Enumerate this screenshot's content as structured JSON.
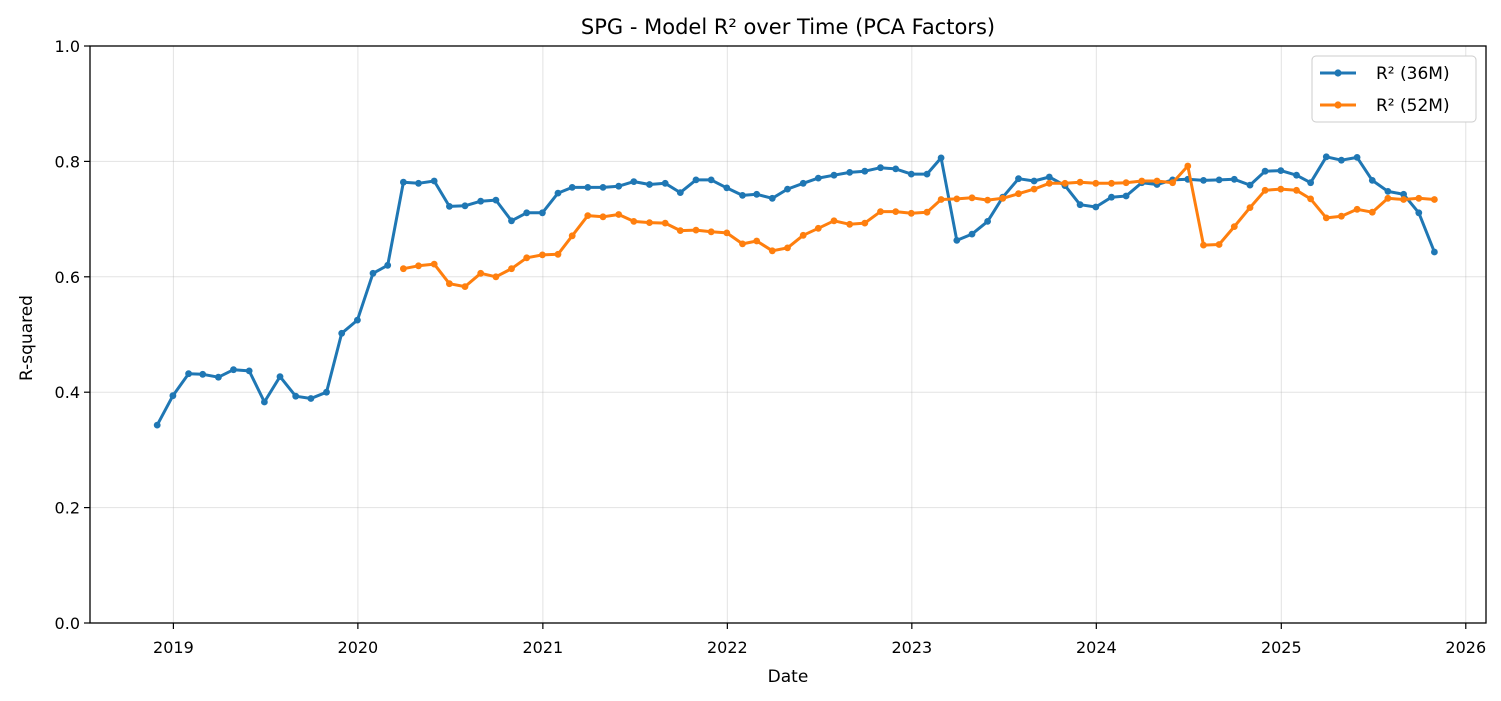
{
  "chart_data": {
    "type": "line",
    "title": "SPG - Model R² over Time (PCA Factors)",
    "xlabel": "Date",
    "ylabel": "R-squared",
    "xlim": [
      "2018-07-20",
      "2026-02-10"
    ],
    "ylim": [
      0.0,
      1.0
    ],
    "x_ticks": [
      "2019",
      "2020",
      "2021",
      "2022",
      "2023",
      "2024",
      "2025",
      "2026"
    ],
    "y_ticks": [
      "0.0",
      "0.2",
      "0.4",
      "0.6",
      "0.8",
      "1.0"
    ],
    "grid": true,
    "legend_position": "top-right",
    "series": [
      {
        "name": "R² (36M)",
        "color": "#1f77b4",
        "start": "2018-11",
        "values": [
          0.343,
          0.394,
          0.432,
          0.431,
          0.426,
          0.439,
          0.437,
          0.383,
          0.427,
          0.393,
          0.389,
          0.4,
          0.502,
          0.525,
          0.606,
          0.62,
          0.764,
          0.762,
          0.766,
          0.722,
          0.723,
          0.731,
          0.733,
          0.697,
          0.711,
          0.711,
          0.745,
          0.755,
          0.755,
          0.755,
          0.757,
          0.765,
          0.76,
          0.762,
          0.746,
          0.768,
          0.768,
          0.754,
          0.741,
          0.743,
          0.736,
          0.752,
          0.762,
          0.771,
          0.776,
          0.781,
          0.783,
          0.789,
          0.787,
          0.778,
          0.778,
          0.806,
          0.663,
          0.674,
          0.696,
          0.738,
          0.77,
          0.766,
          0.773,
          0.758,
          0.725,
          0.721,
          0.738,
          0.74,
          0.763,
          0.76,
          0.768,
          0.769,
          0.767,
          0.768,
          0.769,
          0.759,
          0.783,
          0.784,
          0.776,
          0.763,
          0.808,
          0.802,
          0.807,
          0.767,
          0.748,
          0.743,
          0.711,
          0.643
        ]
      },
      {
        "name": "R² (52M)",
        "color": "#ff7f0e",
        "start": "2020-03",
        "values": [
          0.614,
          0.619,
          0.622,
          0.588,
          0.583,
          0.606,
          0.6,
          0.614,
          0.633,
          0.638,
          0.639,
          0.671,
          0.706,
          0.704,
          0.708,
          0.696,
          0.694,
          0.693,
          0.68,
          0.681,
          0.678,
          0.676,
          0.657,
          0.662,
          0.645,
          0.65,
          0.672,
          0.684,
          0.697,
          0.691,
          0.693,
          0.713,
          0.713,
          0.71,
          0.712,
          0.734,
          0.735,
          0.737,
          0.733,
          0.736,
          0.744,
          0.752,
          0.762,
          0.762,
          0.764,
          0.762,
          0.762,
          0.763,
          0.766,
          0.766,
          0.763,
          0.792,
          0.655,
          0.656,
          0.687,
          0.72,
          0.75,
          0.752,
          0.75,
          0.735,
          0.702,
          0.705,
          0.717,
          0.712,
          0.736,
          0.734,
          0.736,
          0.734
        ]
      }
    ]
  }
}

══════

All records must be output exactly as they are, except for the pictures, which are left out.

Enumerate this screenshot's content as structured JSON.
{
  "chart_data": {
    "type": "line",
    "title": "SPG - Model R² over Time (PCA Factors)",
    "xlabel": "Date",
    "ylabel": "R-squared",
    "xlim": [
      "2018-07-20",
      "2026-02-10"
    ],
    "ylim": [
      0.0,
      1.0
    ],
    "x_ticks": [
      "2019",
      "2020",
      "2021",
      "2022",
      "2023",
      "2024",
      "2025",
      "2026"
    ],
    "y_ticks": [
      "0.0",
      "0.2",
      "0.4",
      "0.6",
      "0.8",
      "1.0"
    ],
    "grid": true,
    "legend_position": "top-right",
    "series": [
      {
        "name": "R² (36M)",
        "color": "#1f77b4",
        "start": "2018-11",
        "values": [
          0.343,
          0.394,
          0.432,
          0.431,
          0.426,
          0.439,
          0.437,
          0.383,
          0.427,
          0.393,
          0.389,
          0.4,
          0.502,
          0.525,
          0.606,
          0.62,
          0.764,
          0.762,
          0.766,
          0.722,
          0.723,
          0.731,
          0.733,
          0.697,
          0.711,
          0.711,
          0.745,
          0.755,
          0.755,
          0.755,
          0.757,
          0.765,
          0.76,
          0.762,
          0.746,
          0.768,
          0.768,
          0.754,
          0.741,
          0.743,
          0.736,
          0.752,
          0.762,
          0.771,
          0.776,
          0.781,
          0.783,
          0.789,
          0.787,
          0.778,
          0.778,
          0.806,
          0.663,
          0.674,
          0.696,
          0.738,
          0.77,
          0.766,
          0.773,
          0.758,
          0.725,
          0.721,
          0.738,
          0.74,
          0.763,
          0.76,
          0.768,
          0.769,
          0.767,
          0.768,
          0.769,
          0.759,
          0.783,
          0.784,
          0.776,
          0.763,
          0.808,
          0.802,
          0.807,
          0.767,
          0.748,
          0.743,
          0.711,
          0.643
        ]
      },
      {
        "name": "R² (52M)",
        "color": "#ff7f0e",
        "start": "2020-03",
        "values": [
          0.614,
          0.619,
          0.622,
          0.588,
          0.583,
          0.606,
          0.6,
          0.614,
          0.633,
          0.638,
          0.639,
          0.671,
          0.706,
          0.704,
          0.708,
          0.696,
          0.694,
          0.693,
          0.68,
          0.681,
          0.678,
          0.676,
          0.657,
          0.662,
          0.645,
          0.65,
          0.672,
          0.684,
          0.697,
          0.691,
          0.693,
          0.713,
          0.713,
          0.71,
          0.712,
          0.734,
          0.735,
          0.737,
          0.733,
          0.736,
          0.744,
          0.752,
          0.762,
          0.762,
          0.764,
          0.762,
          0.762,
          0.763,
          0.766,
          0.766,
          0.763,
          0.792,
          0.655,
          0.656,
          0.687,
          0.72,
          0.75,
          0.752,
          0.75,
          0.735,
          0.702,
          0.705,
          0.717,
          0.712,
          0.736,
          0.734,
          0.736,
          0.734
        ]
      }
    ]
  }
}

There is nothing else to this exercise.